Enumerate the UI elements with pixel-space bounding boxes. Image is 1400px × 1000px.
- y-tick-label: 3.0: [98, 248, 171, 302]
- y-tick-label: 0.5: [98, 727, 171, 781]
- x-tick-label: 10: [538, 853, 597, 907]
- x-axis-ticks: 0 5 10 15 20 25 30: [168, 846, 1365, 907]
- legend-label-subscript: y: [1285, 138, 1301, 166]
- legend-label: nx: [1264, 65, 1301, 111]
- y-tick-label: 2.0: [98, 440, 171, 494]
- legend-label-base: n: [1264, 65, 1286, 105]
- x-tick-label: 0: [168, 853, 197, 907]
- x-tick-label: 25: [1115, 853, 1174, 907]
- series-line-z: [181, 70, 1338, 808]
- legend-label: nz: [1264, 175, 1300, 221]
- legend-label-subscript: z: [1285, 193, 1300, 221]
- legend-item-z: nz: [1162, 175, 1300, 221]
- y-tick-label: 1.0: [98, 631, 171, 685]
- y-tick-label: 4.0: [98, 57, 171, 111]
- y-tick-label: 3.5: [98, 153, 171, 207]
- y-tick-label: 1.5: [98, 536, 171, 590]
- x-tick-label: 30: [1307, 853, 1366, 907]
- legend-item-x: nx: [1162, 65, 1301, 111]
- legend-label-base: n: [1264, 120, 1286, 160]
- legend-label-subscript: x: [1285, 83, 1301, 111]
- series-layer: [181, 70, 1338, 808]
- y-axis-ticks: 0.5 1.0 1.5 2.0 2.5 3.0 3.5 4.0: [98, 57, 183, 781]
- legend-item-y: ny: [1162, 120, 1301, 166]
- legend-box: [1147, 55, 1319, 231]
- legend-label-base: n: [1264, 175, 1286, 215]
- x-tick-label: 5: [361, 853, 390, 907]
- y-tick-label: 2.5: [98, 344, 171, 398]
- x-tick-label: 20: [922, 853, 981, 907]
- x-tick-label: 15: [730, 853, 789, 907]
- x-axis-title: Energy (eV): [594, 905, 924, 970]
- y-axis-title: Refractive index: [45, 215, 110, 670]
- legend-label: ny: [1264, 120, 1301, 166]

| Problem |
Update the lines from the first one through the line containing "- x-tick-label: 0: [168, 853, 197, 907]" by changing every "y-tick-label" to "y-axis-label" and leaving everything else as it is.

| Task answer |
Enumerate the UI elements with pixel-space bounding boxes. Image is 1400px × 1000px.
- y-axis-label: 3.0: [98, 248, 171, 302]
- y-axis-label: 0.5: [98, 727, 171, 781]
- x-tick-label: 10: [538, 853, 597, 907]
- x-axis-ticks: 0 5 10 15 20 25 30: [168, 846, 1365, 907]
- legend-label-subscript: y: [1285, 138, 1301, 166]
- legend-label: nx: [1264, 65, 1301, 111]
- y-axis-label: 2.0: [98, 440, 171, 494]
- legend-label-base: n: [1264, 65, 1286, 105]
- x-tick-label: 0: [168, 853, 197, 907]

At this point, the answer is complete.